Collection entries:
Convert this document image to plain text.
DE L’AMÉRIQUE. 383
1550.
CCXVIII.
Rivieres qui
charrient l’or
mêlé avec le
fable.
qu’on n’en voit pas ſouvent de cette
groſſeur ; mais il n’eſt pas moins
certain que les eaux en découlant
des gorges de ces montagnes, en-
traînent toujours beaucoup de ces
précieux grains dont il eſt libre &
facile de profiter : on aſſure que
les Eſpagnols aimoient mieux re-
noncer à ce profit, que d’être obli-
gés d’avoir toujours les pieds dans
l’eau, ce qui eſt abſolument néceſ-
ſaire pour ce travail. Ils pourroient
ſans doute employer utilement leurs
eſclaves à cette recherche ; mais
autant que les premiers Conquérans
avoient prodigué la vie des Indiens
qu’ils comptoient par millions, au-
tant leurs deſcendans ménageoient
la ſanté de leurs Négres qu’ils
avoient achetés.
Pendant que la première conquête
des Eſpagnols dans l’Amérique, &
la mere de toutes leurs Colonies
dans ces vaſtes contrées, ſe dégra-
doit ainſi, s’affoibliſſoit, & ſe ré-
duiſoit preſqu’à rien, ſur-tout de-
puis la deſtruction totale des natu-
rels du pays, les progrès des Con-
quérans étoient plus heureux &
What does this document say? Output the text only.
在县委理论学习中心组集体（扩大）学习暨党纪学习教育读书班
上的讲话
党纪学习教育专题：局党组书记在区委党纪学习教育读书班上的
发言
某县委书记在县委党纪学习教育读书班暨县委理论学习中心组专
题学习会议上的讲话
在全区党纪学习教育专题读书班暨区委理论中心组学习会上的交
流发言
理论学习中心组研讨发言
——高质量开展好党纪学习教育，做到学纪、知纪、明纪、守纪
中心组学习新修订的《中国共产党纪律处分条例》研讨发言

» **THE PROBLEM**: Lines of the material that contain the word "avoient" are to be gathered.

» **FULL ANSWER**:
avoient prodigué la vie des Indiens
avoient achetés.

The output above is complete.